## PROBLEM REQUIREMENTS
Pull out each line of the data that includes the word "JSON".

═════ INFORMATION GIVEN

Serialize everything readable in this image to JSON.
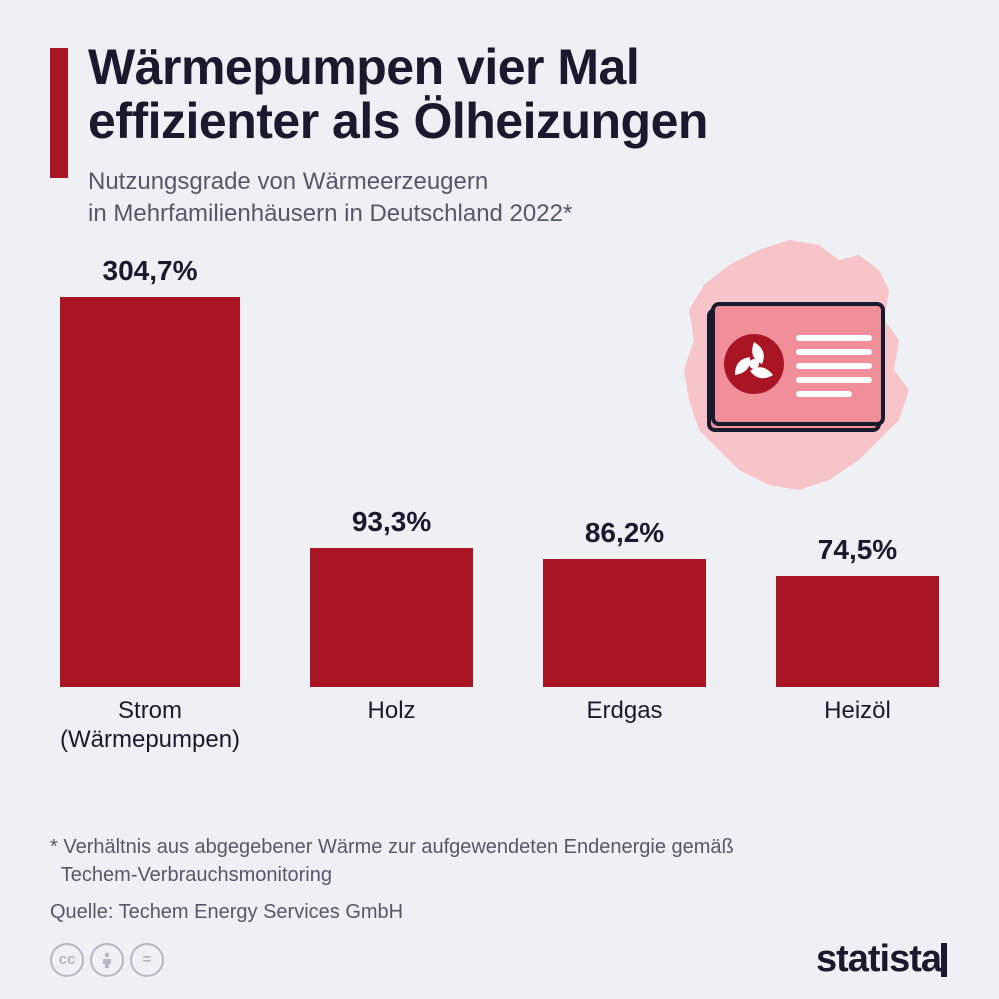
{
  "title_line1": "Wärmepumpen vier Mal",
  "title_line2": "effizienter als Ölheizungen",
  "subtitle_line1": "Nutzungsgrade von Wärmeerzeugern",
  "subtitle_line2": "in Mehrfamilienhäusern in Deutschland 2022*",
  "chart": {
    "type": "bar",
    "bar_color": "#a91522",
    "background": "#eef0f4",
    "value_fontsize": 28,
    "label_fontsize": 24,
    "max_value": 304.7,
    "bars": [
      {
        "label_line1": "Strom",
        "label_line2": "(Wärmepumpen)",
        "value": 304.7,
        "display": "304,7%"
      },
      {
        "label_line1": "Holz",
        "label_line2": "",
        "value": 93.3,
        "display": "93,3%"
      },
      {
        "label_line1": "Erdgas",
        "label_line2": "",
        "value": 86.2,
        "display": "86,2%"
      },
      {
        "label_line1": "Heizöl",
        "label_line2": "",
        "value": 74.5,
        "display": "74,5%"
      }
    ]
  },
  "footnote_line1": "* Verhältnis aus abgegebener Wärme zur aufgewendeten Endenergie gemäß",
  "footnote_line2": "  Techem-Verbrauchsmonitoring",
  "source": "Quelle: Techem Energy Services GmbH",
  "logo_text": "statista",
  "colors": {
    "accent": "#a91522",
    "text_dark": "#1a1a2e",
    "text_muted": "#55586a",
    "map_fill": "#f6c4c9",
    "card_fill": "#f08f9a",
    "card_border": "#1a1a2e"
  }
}
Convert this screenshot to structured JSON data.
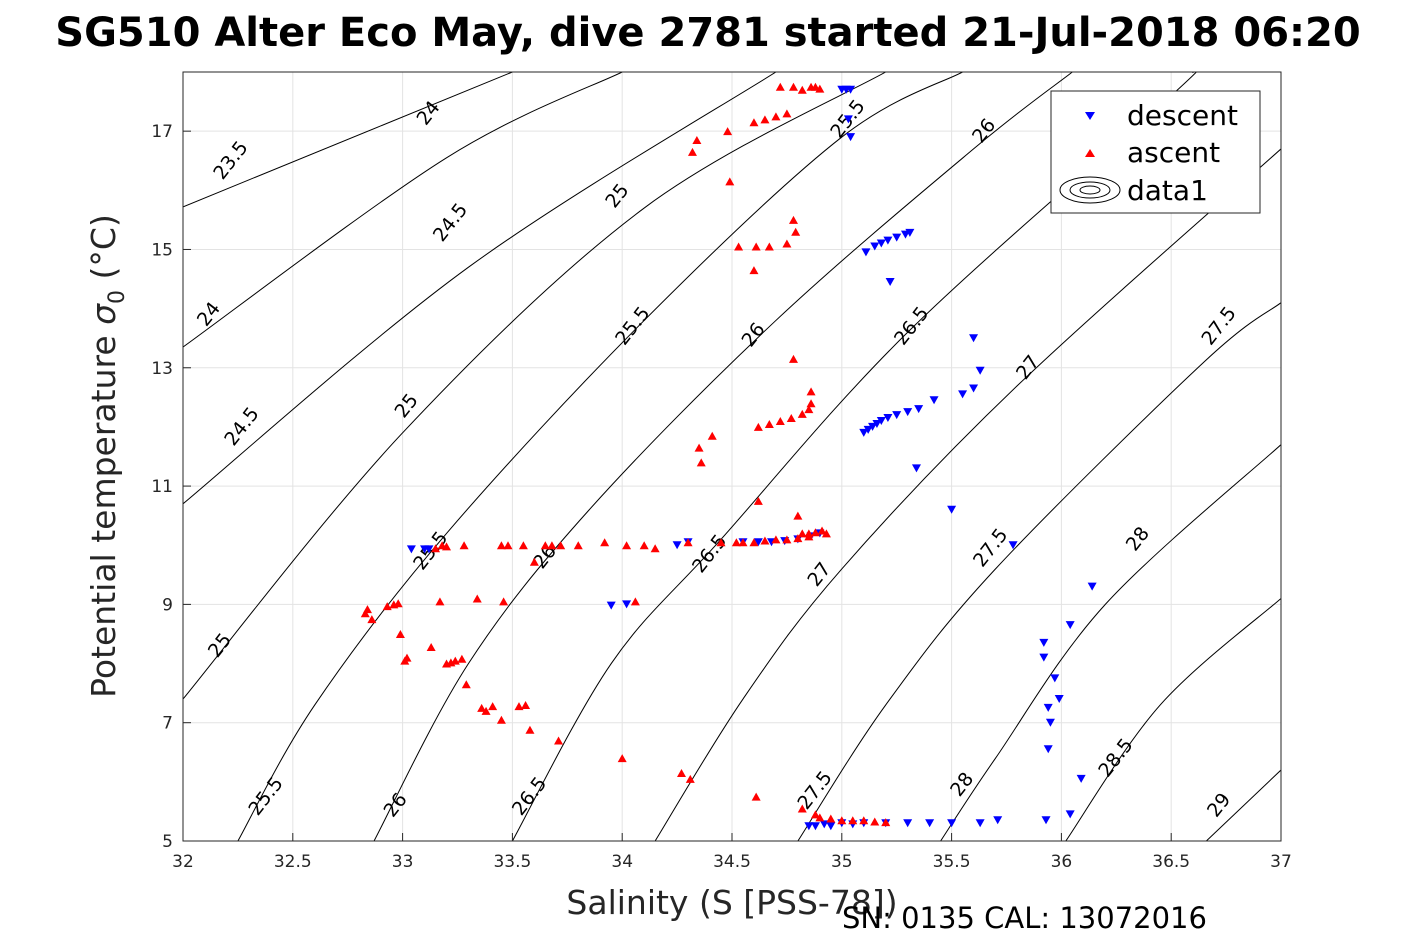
{
  "chart_data": {
    "type": "scatter",
    "title": "SG510 Alter Eco May, dive 2781 started 21-Jul-2018 06:20",
    "xlabel": "Salinity (S [PSS-78])",
    "ylabel_main": "Potential temperature ",
    "ylabel_sigma": "σ",
    "ylabel_sub": "0",
    "ylabel_unit": " (°C)",
    "footer": "SN: 0135  CAL: 13072016",
    "xlim": [
      32,
      37
    ],
    "ylim": [
      5,
      18
    ],
    "xticks": [
      32,
      32.5,
      33,
      33.5,
      34,
      34.5,
      35,
      35.5,
      36,
      36.5,
      37
    ],
    "yticks": [
      5,
      7,
      9,
      11,
      13,
      15,
      17
    ],
    "grid": true,
    "legend": {
      "placement": "top-right",
      "entries": [
        "descent",
        "ascent",
        "data1"
      ]
    },
    "contour_labels": [
      {
        "x": 32.22,
        "y": 16.5,
        "text": "23.5"
      },
      {
        "x": 33.12,
        "y": 17.3,
        "text": "24"
      },
      {
        "x": 32.12,
        "y": 13.9,
        "text": "24"
      },
      {
        "x": 33.22,
        "y": 15.45,
        "text": "24.5"
      },
      {
        "x": 32.27,
        "y": 12.0,
        "text": "24.5"
      },
      {
        "x": 33.98,
        "y": 15.9,
        "text": "25"
      },
      {
        "x": 33.02,
        "y": 12.35,
        "text": "25"
      },
      {
        "x": 32.17,
        "y": 8.3,
        "text": "25"
      },
      {
        "x": 34.05,
        "y": 13.7,
        "text": "25.5"
      },
      {
        "x": 33.13,
        "y": 9.9,
        "text": "25.5"
      },
      {
        "x": 32.38,
        "y": 5.75,
        "text": "25.5"
      },
      {
        "x": 34.6,
        "y": 13.55,
        "text": "26"
      },
      {
        "x": 33.65,
        "y": 9.8,
        "text": "26"
      },
      {
        "x": 32.97,
        "y": 5.6,
        "text": "26"
      },
      {
        "x": 35.03,
        "y": 17.2,
        "text": "25.5"
      },
      {
        "x": 35.65,
        "y": 17.0,
        "text": "26"
      },
      {
        "x": 35.32,
        "y": 13.7,
        "text": "26.5"
      },
      {
        "x": 34.4,
        "y": 9.85,
        "text": "26.5"
      },
      {
        "x": 33.58,
        "y": 5.75,
        "text": "26.5"
      },
      {
        "x": 35.85,
        "y": 13.0,
        "text": "27"
      },
      {
        "x": 34.9,
        "y": 9.5,
        "text": "27"
      },
      {
        "x": 34.88,
        "y": 5.85,
        "text": "27.5"
      },
      {
        "x": 35.68,
        "y": 9.95,
        "text": "27.5"
      },
      {
        "x": 36.72,
        "y": 13.7,
        "text": "27.5"
      },
      {
        "x": 35.55,
        "y": 5.95,
        "text": "28"
      },
      {
        "x": 36.35,
        "y": 10.1,
        "text": "28"
      },
      {
        "x": 36.25,
        "y": 6.4,
        "text": "28.5"
      },
      {
        "x": 36.72,
        "y": 5.6,
        "text": "29"
      }
    ],
    "contours": [
      {
        "sigma": 23.5,
        "points": [
          [
            32,
            15.72
          ],
          [
            33.5,
            18.0
          ]
        ]
      },
      {
        "sigma": 24,
        "points": [
          [
            32,
            13.35
          ],
          [
            33.2,
            16.55
          ],
          [
            34.0,
            18.0
          ]
        ]
      },
      {
        "sigma": 24.5,
        "points": [
          [
            32,
            10.7
          ],
          [
            33.3,
            14.7
          ],
          [
            34.7,
            18.0
          ]
        ]
      },
      {
        "sigma": 25,
        "points": [
          [
            32,
            7.4
          ],
          [
            33.0,
            11.9
          ],
          [
            34.1,
            15.7
          ],
          [
            35.2,
            18.0
          ]
        ]
      },
      {
        "sigma": 25.5,
        "points": [
          [
            32.25,
            5.0
          ],
          [
            32.6,
            7.3
          ],
          [
            33.2,
            10.2
          ],
          [
            34.1,
            13.8
          ],
          [
            35.0,
            16.9
          ],
          [
            35.55,
            18.0
          ]
        ]
      },
      {
        "sigma": 26,
        "points": [
          [
            32.87,
            5.0
          ],
          [
            33.3,
            8.0
          ],
          [
            33.85,
            10.6
          ],
          [
            34.7,
            13.8
          ],
          [
            35.6,
            16.7
          ],
          [
            36.05,
            18.0
          ]
        ]
      },
      {
        "sigma": 26.5,
        "points": [
          [
            33.5,
            5.0
          ],
          [
            33.95,
            8.0
          ],
          [
            34.45,
            10.1
          ],
          [
            35.3,
            13.6
          ],
          [
            36.5,
            17.6
          ],
          [
            36.6,
            18.0
          ]
        ]
      },
      {
        "sigma": 27,
        "points": [
          [
            34.15,
            5.0
          ],
          [
            34.55,
            7.4
          ],
          [
            35.0,
            9.6
          ],
          [
            35.8,
            12.7
          ],
          [
            37.0,
            16.7
          ]
        ]
      },
      {
        "sigma": 27.5,
        "points": [
          [
            34.8,
            5.0
          ],
          [
            35.2,
            7.3
          ],
          [
            35.7,
            9.6
          ],
          [
            36.65,
            13.1
          ],
          [
            37.0,
            14.1
          ]
        ]
      },
      {
        "sigma": 28,
        "points": [
          [
            35.45,
            5.0
          ],
          [
            35.7,
            6.4
          ],
          [
            36.2,
            9.0
          ],
          [
            37.0,
            11.7
          ]
        ]
      },
      {
        "sigma": 28.5,
        "points": [
          [
            36.02,
            5.0
          ],
          [
            36.45,
            7.3
          ],
          [
            37.0,
            9.1
          ]
        ]
      },
      {
        "sigma": 29,
        "points": [
          [
            36.66,
            5.0
          ],
          [
            37.0,
            6.2
          ]
        ]
      }
    ],
    "series": [
      {
        "name": "descent",
        "color": "#0000ff",
        "marker": "triangle-down",
        "points": [
          [
            35.0,
            17.7
          ],
          [
            35.02,
            17.7
          ],
          [
            35.04,
            17.7
          ],
          [
            35.03,
            17.2
          ],
          [
            35.04,
            16.9
          ],
          [
            35.11,
            14.95
          ],
          [
            35.15,
            15.05
          ],
          [
            35.18,
            15.1
          ],
          [
            35.21,
            15.15
          ],
          [
            35.25,
            15.2
          ],
          [
            35.29,
            15.25
          ],
          [
            35.31,
            15.28
          ],
          [
            35.22,
            14.45
          ],
          [
            35.1,
            11.9
          ],
          [
            35.12,
            11.95
          ],
          [
            35.14,
            12.0
          ],
          [
            35.16,
            12.05
          ],
          [
            35.18,
            12.1
          ],
          [
            35.21,
            12.15
          ],
          [
            35.25,
            12.2
          ],
          [
            35.3,
            12.25
          ],
          [
            35.35,
            12.3
          ],
          [
            35.42,
            12.45
          ],
          [
            35.55,
            12.55
          ],
          [
            35.6,
            12.65
          ],
          [
            35.63,
            12.95
          ],
          [
            35.6,
            13.5
          ],
          [
            35.34,
            11.3
          ],
          [
            35.5,
            10.6
          ],
          [
            35.78,
            10.0
          ],
          [
            33.04,
            9.93
          ],
          [
            33.1,
            9.93
          ],
          [
            33.12,
            9.93
          ],
          [
            33.95,
            8.98
          ],
          [
            34.02,
            9.0
          ],
          [
            34.25,
            10.0
          ],
          [
            34.3,
            10.05
          ],
          [
            34.55,
            10.05
          ],
          [
            34.62,
            10.05
          ],
          [
            34.68,
            10.05
          ],
          [
            34.74,
            10.07
          ],
          [
            34.8,
            10.1
          ],
          [
            34.86,
            10.15
          ],
          [
            34.9,
            10.2
          ],
          [
            35.92,
            8.35
          ],
          [
            35.92,
            8.1
          ],
          [
            35.94,
            7.25
          ],
          [
            35.95,
            7.0
          ],
          [
            35.94,
            6.55
          ],
          [
            35.97,
            7.75
          ],
          [
            35.99,
            7.4
          ],
          [
            36.04,
            8.65
          ],
          [
            36.14,
            9.3
          ],
          [
            36.09,
            6.05
          ],
          [
            36.04,
            5.45
          ],
          [
            35.93,
            5.35
          ],
          [
            34.85,
            5.25
          ],
          [
            34.88,
            5.25
          ],
          [
            34.92,
            5.28
          ],
          [
            34.95,
            5.25
          ],
          [
            35.0,
            5.3
          ],
          [
            35.05,
            5.28
          ],
          [
            35.1,
            5.3
          ],
          [
            35.2,
            5.3
          ],
          [
            35.3,
            5.3
          ],
          [
            35.4,
            5.3
          ],
          [
            35.5,
            5.3
          ],
          [
            35.63,
            5.3
          ],
          [
            35.71,
            5.35
          ]
        ]
      },
      {
        "name": "ascent",
        "color": "#ff0000",
        "marker": "triangle-up",
        "points": [
          [
            34.72,
            17.75
          ],
          [
            34.78,
            17.75
          ],
          [
            34.82,
            17.7
          ],
          [
            34.86,
            17.75
          ],
          [
            34.88,
            17.75
          ],
          [
            34.9,
            17.72
          ],
          [
            34.75,
            17.3
          ],
          [
            34.7,
            17.25
          ],
          [
            34.65,
            17.2
          ],
          [
            34.6,
            17.15
          ],
          [
            34.48,
            17.0
          ],
          [
            34.34,
            16.85
          ],
          [
            34.32,
            16.65
          ],
          [
            34.49,
            16.15
          ],
          [
            34.53,
            15.05
          ],
          [
            34.61,
            15.05
          ],
          [
            34.67,
            15.05
          ],
          [
            34.75,
            15.1
          ],
          [
            34.79,
            15.3
          ],
          [
            34.78,
            15.5
          ],
          [
            34.6,
            14.65
          ],
          [
            34.78,
            13.15
          ],
          [
            34.86,
            12.6
          ],
          [
            34.86,
            12.4
          ],
          [
            34.85,
            12.3
          ],
          [
            34.82,
            12.22
          ],
          [
            34.77,
            12.15
          ],
          [
            34.72,
            12.1
          ],
          [
            34.67,
            12.05
          ],
          [
            34.62,
            12.0
          ],
          [
            34.41,
            11.85
          ],
          [
            34.35,
            11.65
          ],
          [
            34.36,
            11.4
          ],
          [
            34.62,
            10.75
          ],
          [
            34.8,
            10.5
          ],
          [
            34.82,
            10.2
          ],
          [
            34.85,
            10.2
          ],
          [
            34.88,
            10.22
          ],
          [
            34.91,
            10.25
          ],
          [
            34.93,
            10.2
          ],
          [
            34.85,
            10.15
          ],
          [
            34.8,
            10.12
          ],
          [
            34.75,
            10.1
          ],
          [
            34.7,
            10.1
          ],
          [
            34.65,
            10.08
          ],
          [
            34.6,
            10.05
          ],
          [
            34.55,
            10.05
          ],
          [
            34.52,
            10.05
          ],
          [
            34.45,
            10.05
          ],
          [
            34.3,
            10.05
          ],
          [
            34.15,
            9.95
          ],
          [
            34.1,
            10.0
          ],
          [
            34.02,
            10.0
          ],
          [
            33.92,
            10.05
          ],
          [
            33.8,
            10.0
          ],
          [
            33.72,
            10.0
          ],
          [
            33.68,
            10.0
          ],
          [
            33.65,
            10.0
          ],
          [
            33.6,
            9.72
          ],
          [
            33.55,
            10.0
          ],
          [
            33.48,
            10.0
          ],
          [
            33.45,
            10.0
          ],
          [
            33.28,
            10.0
          ],
          [
            33.2,
            9.98
          ],
          [
            33.18,
            10.0
          ],
          [
            33.15,
            9.95
          ],
          [
            33.17,
            9.05
          ],
          [
            33.34,
            9.1
          ],
          [
            33.46,
            9.05
          ],
          [
            34.06,
            9.05
          ],
          [
            32.83,
            8.85
          ],
          [
            32.84,
            8.92
          ],
          [
            32.86,
            8.75
          ],
          [
            32.93,
            8.97
          ],
          [
            32.96,
            9.0
          ],
          [
            32.98,
            9.02
          ],
          [
            32.99,
            8.5
          ],
          [
            33.01,
            8.05
          ],
          [
            33.02,
            8.1
          ],
          [
            33.13,
            8.28
          ],
          [
            33.2,
            8.0
          ],
          [
            33.22,
            8.02
          ],
          [
            33.24,
            8.05
          ],
          [
            33.27,
            8.08
          ],
          [
            33.29,
            7.65
          ],
          [
            33.36,
            7.25
          ],
          [
            33.38,
            7.2
          ],
          [
            33.41,
            7.28
          ],
          [
            33.45,
            7.05
          ],
          [
            33.53,
            7.28
          ],
          [
            33.56,
            7.3
          ],
          [
            33.58,
            6.88
          ],
          [
            33.71,
            6.7
          ],
          [
            34.0,
            6.4
          ],
          [
            34.27,
            6.15
          ],
          [
            34.31,
            6.05
          ],
          [
            34.61,
            5.75
          ],
          [
            34.82,
            5.55
          ],
          [
            34.88,
            5.45
          ],
          [
            34.9,
            5.4
          ],
          [
            34.95,
            5.38
          ],
          [
            35.0,
            5.35
          ],
          [
            35.05,
            5.35
          ],
          [
            35.1,
            5.35
          ],
          [
            35.15,
            5.33
          ],
          [
            35.2,
            5.32
          ]
        ]
      }
    ]
  }
}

══════════

## CORRECT RESULT
Serialize everything readable in this image to JSON.
Convert this screenshot to structured JSON data.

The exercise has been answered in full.